== RECORDS SHOWN
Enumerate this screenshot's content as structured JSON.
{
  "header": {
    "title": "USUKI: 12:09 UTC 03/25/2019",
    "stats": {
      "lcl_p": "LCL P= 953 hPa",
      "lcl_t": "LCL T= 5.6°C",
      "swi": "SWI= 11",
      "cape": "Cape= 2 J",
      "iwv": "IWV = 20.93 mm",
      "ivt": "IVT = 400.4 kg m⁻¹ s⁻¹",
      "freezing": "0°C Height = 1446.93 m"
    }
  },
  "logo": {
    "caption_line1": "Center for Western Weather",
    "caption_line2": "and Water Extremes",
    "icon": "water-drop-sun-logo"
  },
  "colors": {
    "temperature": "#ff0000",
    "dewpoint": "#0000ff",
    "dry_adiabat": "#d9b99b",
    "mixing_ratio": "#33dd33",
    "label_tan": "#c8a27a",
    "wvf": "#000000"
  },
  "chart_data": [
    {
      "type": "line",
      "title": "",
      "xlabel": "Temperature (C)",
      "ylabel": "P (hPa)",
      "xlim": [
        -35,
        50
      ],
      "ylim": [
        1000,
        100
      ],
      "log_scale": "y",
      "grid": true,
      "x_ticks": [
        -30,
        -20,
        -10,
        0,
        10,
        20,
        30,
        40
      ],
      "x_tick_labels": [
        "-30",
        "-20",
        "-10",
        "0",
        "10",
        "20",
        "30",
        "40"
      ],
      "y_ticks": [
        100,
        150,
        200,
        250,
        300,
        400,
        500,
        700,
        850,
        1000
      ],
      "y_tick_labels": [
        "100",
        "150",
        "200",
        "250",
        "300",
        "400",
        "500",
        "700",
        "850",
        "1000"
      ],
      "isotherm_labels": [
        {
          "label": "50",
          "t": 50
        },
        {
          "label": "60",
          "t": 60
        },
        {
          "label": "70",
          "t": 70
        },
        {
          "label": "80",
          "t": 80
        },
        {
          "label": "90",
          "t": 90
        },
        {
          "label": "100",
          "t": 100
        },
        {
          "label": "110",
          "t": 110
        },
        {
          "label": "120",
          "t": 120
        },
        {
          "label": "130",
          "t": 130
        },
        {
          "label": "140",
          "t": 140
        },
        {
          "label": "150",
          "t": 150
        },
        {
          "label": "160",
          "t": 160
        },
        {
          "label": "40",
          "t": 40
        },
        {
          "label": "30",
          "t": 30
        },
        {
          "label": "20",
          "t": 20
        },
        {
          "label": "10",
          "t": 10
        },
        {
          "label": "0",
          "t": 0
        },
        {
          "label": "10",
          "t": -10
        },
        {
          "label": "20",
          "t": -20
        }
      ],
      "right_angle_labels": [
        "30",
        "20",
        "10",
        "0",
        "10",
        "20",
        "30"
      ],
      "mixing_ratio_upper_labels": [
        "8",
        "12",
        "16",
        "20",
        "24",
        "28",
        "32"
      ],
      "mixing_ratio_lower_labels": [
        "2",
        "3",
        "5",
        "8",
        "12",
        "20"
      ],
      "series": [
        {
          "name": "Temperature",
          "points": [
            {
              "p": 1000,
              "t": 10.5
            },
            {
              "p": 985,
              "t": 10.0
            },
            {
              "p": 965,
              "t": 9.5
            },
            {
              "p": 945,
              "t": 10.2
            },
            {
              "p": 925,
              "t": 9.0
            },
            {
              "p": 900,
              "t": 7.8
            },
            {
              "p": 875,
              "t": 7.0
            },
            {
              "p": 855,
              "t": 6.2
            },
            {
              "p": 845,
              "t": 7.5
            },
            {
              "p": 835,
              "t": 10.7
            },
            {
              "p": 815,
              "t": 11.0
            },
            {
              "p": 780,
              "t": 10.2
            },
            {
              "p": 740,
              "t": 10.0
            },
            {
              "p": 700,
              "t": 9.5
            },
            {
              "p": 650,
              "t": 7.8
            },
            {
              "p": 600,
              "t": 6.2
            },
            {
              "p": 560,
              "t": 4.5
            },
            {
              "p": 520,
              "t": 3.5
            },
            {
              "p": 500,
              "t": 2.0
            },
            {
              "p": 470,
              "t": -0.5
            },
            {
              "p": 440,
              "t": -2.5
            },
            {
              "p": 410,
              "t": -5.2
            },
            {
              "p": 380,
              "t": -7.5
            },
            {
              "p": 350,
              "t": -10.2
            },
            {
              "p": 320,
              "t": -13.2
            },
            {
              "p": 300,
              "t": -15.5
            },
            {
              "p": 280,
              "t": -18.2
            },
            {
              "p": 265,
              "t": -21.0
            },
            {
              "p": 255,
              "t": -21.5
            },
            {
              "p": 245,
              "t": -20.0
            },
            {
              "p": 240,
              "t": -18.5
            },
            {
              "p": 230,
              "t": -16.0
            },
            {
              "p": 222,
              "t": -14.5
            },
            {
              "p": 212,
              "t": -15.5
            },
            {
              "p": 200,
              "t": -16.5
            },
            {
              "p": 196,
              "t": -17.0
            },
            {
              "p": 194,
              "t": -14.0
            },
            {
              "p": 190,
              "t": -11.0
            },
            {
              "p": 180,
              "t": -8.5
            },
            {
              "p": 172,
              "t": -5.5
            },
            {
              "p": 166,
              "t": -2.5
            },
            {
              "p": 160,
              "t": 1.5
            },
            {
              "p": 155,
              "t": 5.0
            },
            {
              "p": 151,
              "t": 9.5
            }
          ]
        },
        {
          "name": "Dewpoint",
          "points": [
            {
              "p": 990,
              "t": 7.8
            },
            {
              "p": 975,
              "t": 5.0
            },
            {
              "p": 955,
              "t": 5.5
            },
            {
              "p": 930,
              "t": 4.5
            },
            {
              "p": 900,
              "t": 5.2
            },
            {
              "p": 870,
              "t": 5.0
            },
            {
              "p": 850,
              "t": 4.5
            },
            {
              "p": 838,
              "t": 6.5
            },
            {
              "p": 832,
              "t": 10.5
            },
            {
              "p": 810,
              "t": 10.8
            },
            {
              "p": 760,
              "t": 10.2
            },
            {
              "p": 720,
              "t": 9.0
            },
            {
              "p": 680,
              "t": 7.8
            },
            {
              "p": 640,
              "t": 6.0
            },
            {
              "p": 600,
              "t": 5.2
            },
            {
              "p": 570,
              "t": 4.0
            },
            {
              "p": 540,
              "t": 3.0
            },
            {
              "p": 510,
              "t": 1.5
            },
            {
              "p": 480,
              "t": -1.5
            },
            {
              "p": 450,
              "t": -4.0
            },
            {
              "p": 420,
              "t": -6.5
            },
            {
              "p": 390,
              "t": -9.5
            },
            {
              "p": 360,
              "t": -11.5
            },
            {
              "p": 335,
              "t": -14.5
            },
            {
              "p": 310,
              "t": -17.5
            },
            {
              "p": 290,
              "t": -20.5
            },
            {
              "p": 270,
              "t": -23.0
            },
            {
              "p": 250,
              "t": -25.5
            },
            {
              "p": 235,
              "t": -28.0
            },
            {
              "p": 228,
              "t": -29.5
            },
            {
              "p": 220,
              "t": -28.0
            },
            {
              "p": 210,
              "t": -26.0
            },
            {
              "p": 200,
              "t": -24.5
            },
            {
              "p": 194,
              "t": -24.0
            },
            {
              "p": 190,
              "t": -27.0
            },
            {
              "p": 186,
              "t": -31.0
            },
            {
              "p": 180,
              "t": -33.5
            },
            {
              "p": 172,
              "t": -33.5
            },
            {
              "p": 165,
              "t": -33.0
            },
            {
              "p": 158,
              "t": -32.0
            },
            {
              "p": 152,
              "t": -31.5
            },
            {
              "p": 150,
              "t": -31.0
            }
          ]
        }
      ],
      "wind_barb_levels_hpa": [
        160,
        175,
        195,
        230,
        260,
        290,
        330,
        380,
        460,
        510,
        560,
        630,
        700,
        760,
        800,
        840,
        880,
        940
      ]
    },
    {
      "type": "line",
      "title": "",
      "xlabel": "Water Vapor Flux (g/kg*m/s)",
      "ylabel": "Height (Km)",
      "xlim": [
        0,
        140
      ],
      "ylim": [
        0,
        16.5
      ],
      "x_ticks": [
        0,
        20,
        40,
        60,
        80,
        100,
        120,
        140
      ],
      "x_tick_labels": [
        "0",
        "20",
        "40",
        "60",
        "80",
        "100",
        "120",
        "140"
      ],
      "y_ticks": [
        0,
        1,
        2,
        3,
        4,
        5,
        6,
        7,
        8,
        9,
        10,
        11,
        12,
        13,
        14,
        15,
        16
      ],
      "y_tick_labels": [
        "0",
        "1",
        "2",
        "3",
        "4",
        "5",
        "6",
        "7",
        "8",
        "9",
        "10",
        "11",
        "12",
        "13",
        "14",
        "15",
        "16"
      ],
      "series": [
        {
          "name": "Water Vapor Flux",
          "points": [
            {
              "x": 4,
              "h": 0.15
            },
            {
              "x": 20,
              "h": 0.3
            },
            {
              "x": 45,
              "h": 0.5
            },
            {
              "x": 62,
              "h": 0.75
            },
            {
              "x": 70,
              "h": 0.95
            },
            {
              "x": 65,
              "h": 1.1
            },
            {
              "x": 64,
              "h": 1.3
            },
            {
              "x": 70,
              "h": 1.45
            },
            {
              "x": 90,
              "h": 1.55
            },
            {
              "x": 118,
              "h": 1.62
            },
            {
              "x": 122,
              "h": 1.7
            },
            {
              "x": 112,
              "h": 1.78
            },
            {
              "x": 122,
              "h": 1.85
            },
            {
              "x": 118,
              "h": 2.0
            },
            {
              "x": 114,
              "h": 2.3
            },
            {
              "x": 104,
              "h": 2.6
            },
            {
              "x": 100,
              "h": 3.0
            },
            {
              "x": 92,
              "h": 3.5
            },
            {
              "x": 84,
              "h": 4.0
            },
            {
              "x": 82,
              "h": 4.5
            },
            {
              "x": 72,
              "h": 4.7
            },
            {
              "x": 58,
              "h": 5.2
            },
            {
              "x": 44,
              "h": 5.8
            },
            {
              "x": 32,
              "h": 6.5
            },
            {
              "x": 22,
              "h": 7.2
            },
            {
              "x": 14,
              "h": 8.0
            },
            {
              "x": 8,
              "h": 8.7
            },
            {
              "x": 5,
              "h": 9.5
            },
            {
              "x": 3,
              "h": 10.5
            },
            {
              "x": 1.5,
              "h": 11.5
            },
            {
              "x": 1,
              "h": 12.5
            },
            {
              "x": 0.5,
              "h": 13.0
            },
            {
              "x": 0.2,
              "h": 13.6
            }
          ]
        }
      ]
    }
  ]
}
====
__TASK DETAILS__
Identify the lines above with the word "xlabel". Copy them.

__ANSWER TO THE TASK__
      "xlabel": "Temperature (C)",
      "xlabel": "Water Vapor Flux (g/kg*m/s)",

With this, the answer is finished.